==== DATA SUPPLIED ====
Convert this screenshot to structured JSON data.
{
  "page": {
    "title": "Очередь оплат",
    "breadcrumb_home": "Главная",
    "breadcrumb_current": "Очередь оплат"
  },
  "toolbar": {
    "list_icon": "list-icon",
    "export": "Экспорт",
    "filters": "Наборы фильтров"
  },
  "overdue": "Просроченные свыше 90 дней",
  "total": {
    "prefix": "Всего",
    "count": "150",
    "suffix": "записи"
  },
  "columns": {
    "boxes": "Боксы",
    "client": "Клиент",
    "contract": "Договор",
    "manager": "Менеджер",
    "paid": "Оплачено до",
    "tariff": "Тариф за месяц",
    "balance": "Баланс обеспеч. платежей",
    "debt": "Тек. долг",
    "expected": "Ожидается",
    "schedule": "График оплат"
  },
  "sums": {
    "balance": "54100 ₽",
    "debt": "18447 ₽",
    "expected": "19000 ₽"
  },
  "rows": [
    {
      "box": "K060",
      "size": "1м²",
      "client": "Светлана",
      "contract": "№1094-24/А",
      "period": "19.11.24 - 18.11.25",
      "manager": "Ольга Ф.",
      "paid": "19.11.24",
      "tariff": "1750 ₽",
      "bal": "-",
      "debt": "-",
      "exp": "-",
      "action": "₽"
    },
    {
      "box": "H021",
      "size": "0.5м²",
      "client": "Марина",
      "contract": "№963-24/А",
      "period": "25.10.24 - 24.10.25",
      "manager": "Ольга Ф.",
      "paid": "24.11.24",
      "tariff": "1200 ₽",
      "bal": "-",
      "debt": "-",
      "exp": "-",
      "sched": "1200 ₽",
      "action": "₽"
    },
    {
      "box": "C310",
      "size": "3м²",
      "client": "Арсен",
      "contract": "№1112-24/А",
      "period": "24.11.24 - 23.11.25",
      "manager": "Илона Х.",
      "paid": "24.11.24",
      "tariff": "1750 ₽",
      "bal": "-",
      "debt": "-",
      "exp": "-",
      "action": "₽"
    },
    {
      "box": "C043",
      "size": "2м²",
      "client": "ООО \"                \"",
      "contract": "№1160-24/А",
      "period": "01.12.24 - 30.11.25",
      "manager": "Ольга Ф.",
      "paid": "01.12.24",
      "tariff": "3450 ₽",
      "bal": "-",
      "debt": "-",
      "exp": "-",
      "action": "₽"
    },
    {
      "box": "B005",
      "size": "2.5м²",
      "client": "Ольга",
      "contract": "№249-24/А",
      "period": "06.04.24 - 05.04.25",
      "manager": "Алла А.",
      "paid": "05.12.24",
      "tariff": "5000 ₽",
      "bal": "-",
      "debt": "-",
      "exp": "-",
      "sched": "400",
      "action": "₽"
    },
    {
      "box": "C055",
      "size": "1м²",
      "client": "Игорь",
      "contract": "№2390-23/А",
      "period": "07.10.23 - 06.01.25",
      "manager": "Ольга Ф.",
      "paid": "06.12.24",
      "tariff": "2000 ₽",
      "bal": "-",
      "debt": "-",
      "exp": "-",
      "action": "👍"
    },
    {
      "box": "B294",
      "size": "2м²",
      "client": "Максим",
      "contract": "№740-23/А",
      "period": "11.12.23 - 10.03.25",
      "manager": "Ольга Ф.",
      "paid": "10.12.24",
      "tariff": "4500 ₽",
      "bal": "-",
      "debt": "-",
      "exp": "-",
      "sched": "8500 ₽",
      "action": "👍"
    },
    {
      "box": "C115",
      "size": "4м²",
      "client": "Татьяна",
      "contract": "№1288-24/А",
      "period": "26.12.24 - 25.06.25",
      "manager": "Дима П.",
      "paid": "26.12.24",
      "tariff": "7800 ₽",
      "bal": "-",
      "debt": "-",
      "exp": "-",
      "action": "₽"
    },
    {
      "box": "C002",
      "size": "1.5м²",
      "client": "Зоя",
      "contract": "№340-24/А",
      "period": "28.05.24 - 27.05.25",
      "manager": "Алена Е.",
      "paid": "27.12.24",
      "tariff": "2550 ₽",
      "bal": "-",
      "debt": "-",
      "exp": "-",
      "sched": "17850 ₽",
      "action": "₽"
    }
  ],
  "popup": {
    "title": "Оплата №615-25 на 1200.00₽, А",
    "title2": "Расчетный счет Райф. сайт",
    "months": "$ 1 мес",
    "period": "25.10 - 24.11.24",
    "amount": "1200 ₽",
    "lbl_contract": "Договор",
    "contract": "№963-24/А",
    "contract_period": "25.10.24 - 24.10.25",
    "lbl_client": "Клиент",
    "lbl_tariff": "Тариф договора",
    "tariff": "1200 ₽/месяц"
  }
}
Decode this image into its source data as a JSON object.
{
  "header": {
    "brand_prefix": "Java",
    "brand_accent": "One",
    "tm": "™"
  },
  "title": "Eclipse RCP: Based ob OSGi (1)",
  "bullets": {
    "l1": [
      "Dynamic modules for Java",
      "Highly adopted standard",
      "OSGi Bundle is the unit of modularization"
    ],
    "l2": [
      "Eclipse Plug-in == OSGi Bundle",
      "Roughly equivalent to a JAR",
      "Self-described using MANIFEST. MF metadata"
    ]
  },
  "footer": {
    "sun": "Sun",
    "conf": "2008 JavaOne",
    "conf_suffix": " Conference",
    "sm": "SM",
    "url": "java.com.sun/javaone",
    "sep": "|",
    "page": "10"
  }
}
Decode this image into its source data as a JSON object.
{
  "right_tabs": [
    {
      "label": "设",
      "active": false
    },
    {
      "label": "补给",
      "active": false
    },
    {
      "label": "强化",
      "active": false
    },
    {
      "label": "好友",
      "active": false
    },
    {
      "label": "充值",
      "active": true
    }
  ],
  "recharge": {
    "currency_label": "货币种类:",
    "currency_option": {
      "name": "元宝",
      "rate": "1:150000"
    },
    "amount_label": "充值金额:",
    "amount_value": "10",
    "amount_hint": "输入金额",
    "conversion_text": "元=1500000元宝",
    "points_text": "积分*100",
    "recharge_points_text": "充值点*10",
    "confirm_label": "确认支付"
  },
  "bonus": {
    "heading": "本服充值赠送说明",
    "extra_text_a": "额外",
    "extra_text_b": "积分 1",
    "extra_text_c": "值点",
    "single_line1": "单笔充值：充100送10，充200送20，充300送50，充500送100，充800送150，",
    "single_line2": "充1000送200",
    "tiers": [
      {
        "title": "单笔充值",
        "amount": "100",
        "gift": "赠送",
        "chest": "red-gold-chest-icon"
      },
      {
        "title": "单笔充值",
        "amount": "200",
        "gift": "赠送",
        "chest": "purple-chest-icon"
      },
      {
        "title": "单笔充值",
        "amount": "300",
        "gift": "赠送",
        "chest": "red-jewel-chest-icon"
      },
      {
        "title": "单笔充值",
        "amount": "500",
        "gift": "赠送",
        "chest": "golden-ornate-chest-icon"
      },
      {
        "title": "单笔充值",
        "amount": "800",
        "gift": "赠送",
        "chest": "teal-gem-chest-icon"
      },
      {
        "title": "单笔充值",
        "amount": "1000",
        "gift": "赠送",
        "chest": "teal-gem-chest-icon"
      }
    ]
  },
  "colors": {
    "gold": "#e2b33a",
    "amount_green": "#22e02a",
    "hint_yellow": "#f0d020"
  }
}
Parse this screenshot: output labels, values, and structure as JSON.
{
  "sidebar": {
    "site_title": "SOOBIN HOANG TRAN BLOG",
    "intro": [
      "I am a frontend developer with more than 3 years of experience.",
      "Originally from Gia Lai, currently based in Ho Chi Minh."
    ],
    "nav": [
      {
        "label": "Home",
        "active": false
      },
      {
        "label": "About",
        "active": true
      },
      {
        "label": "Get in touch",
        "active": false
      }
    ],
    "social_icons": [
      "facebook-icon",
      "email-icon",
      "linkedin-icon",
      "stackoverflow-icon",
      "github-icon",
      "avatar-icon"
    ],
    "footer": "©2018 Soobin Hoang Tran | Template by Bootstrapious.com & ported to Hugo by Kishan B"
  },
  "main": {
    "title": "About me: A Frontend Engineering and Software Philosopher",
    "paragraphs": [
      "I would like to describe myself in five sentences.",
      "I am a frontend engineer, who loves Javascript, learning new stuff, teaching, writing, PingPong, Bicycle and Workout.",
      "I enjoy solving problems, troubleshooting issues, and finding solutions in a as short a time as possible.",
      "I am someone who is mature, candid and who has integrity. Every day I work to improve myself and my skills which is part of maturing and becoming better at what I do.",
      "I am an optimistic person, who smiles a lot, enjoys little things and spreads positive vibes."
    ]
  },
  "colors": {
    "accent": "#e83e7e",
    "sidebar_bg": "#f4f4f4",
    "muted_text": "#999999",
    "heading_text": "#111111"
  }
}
====
- _EXERCISE DIRECTIONS_
Collect each line of the entries that has the word "footer", copying it in full.

- _RESULT OF THIS EXERCISE_
  "footer": {
    "footer": "©2018 Soobin Hoang Tran | Template by Bootstrapious.com & ported to Hugo by Kishan B"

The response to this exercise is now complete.